--- BEGIN ---
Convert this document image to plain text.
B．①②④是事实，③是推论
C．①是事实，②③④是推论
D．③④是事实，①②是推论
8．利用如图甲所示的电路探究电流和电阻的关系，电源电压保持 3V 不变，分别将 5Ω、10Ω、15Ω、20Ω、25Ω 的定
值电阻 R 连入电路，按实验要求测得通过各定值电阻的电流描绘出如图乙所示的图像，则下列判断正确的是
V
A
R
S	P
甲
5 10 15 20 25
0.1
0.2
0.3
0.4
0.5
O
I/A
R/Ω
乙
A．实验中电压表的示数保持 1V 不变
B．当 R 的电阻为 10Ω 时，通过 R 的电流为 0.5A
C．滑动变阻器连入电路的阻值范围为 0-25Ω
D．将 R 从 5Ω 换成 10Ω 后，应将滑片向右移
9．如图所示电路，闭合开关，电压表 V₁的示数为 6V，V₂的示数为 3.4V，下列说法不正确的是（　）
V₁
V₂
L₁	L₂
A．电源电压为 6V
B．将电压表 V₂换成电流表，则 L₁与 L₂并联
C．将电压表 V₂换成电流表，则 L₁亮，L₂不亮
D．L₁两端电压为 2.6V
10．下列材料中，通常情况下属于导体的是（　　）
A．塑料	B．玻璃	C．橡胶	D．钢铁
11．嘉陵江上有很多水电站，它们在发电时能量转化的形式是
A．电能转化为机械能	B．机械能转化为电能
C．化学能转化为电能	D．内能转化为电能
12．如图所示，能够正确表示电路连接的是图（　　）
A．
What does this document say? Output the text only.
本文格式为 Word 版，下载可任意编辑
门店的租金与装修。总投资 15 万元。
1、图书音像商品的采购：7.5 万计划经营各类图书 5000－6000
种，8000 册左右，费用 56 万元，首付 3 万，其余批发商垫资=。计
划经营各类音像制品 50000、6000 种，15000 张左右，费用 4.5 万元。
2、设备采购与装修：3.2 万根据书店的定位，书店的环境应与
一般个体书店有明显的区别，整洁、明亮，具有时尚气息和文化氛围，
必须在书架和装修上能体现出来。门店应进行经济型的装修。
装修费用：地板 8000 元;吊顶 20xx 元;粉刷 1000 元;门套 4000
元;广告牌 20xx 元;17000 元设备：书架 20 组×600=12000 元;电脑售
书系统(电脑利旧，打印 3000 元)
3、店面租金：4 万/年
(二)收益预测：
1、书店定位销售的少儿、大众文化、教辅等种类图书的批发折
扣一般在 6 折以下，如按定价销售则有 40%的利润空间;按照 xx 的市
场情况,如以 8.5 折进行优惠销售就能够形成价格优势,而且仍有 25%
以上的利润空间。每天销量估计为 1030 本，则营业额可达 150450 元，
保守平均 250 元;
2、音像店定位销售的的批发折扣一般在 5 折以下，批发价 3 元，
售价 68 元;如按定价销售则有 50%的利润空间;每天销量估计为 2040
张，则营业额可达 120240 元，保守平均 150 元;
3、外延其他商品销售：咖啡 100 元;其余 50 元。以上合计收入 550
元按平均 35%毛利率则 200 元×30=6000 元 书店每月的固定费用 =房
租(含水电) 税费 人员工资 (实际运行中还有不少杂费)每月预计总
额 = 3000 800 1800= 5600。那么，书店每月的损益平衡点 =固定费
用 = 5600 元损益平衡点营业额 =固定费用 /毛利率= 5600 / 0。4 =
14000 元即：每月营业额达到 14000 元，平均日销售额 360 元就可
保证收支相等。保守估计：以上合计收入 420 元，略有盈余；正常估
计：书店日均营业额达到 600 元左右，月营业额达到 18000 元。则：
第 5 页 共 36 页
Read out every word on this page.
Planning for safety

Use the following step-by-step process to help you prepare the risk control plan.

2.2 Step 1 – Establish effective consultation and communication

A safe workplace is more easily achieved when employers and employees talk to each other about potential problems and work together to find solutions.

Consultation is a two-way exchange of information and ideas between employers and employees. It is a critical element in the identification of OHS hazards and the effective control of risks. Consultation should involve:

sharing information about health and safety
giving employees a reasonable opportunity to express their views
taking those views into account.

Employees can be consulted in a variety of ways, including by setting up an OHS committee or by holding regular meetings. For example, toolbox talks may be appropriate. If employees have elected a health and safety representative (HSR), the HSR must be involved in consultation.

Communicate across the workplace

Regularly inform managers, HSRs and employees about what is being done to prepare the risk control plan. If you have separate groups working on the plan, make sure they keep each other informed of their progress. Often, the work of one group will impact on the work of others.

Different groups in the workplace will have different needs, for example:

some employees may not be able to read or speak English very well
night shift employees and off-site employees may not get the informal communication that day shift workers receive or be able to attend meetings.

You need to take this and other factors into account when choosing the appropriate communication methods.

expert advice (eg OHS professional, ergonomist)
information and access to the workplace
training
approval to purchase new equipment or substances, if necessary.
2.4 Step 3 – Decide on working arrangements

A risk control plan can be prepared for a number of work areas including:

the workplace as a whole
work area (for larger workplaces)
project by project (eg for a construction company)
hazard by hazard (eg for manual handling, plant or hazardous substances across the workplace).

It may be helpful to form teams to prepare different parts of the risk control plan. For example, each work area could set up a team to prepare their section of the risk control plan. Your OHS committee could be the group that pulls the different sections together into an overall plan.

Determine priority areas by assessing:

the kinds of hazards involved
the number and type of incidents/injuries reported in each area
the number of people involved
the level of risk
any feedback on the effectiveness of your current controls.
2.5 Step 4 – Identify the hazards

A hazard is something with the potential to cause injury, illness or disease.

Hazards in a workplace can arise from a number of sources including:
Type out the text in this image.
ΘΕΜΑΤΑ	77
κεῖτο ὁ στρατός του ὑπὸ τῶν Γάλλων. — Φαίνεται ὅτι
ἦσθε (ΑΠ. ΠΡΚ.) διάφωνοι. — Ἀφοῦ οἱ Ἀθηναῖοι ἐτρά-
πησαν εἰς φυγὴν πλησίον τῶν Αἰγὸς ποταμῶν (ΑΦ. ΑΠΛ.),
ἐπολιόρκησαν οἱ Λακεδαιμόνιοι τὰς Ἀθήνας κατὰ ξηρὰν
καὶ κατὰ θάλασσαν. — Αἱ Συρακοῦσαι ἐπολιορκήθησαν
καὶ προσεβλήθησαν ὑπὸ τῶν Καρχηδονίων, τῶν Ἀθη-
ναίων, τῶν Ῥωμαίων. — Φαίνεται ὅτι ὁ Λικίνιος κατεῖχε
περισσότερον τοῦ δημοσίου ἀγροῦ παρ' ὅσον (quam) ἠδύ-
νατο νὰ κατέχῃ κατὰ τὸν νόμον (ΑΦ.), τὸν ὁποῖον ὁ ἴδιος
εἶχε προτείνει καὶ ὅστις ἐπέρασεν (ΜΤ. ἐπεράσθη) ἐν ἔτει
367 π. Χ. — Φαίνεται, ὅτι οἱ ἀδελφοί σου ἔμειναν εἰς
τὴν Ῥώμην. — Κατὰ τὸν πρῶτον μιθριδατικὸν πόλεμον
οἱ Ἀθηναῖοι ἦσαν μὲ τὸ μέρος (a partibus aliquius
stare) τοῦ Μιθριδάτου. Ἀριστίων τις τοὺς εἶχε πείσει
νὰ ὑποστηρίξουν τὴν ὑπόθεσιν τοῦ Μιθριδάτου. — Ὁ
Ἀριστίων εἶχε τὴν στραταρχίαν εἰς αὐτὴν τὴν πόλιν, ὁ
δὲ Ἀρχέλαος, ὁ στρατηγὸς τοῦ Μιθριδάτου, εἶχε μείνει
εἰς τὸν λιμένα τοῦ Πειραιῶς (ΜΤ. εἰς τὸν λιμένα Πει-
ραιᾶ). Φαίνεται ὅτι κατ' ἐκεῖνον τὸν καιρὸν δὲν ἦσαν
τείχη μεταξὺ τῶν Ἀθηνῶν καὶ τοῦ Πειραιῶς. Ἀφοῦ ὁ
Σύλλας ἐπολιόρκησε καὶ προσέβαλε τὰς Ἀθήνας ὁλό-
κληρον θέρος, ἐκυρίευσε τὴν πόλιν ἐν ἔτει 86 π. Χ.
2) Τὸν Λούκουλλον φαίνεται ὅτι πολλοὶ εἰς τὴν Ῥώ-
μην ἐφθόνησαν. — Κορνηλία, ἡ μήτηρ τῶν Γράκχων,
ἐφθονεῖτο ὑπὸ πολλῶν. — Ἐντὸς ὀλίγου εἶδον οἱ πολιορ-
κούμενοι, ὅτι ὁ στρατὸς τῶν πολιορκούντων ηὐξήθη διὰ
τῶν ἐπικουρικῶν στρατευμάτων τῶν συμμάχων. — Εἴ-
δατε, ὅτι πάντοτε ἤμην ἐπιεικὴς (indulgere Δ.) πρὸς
--- END ---
**Required work**.
Using the material above, copy every line in which the string "this" occurs.

**Response**.
Convert this document image to plain text.
What does this document say? Output the text only.
Read out every word on this page.
You need to take this and other factors into account when choosing the appropriate communication methods.
Type out the text in this image.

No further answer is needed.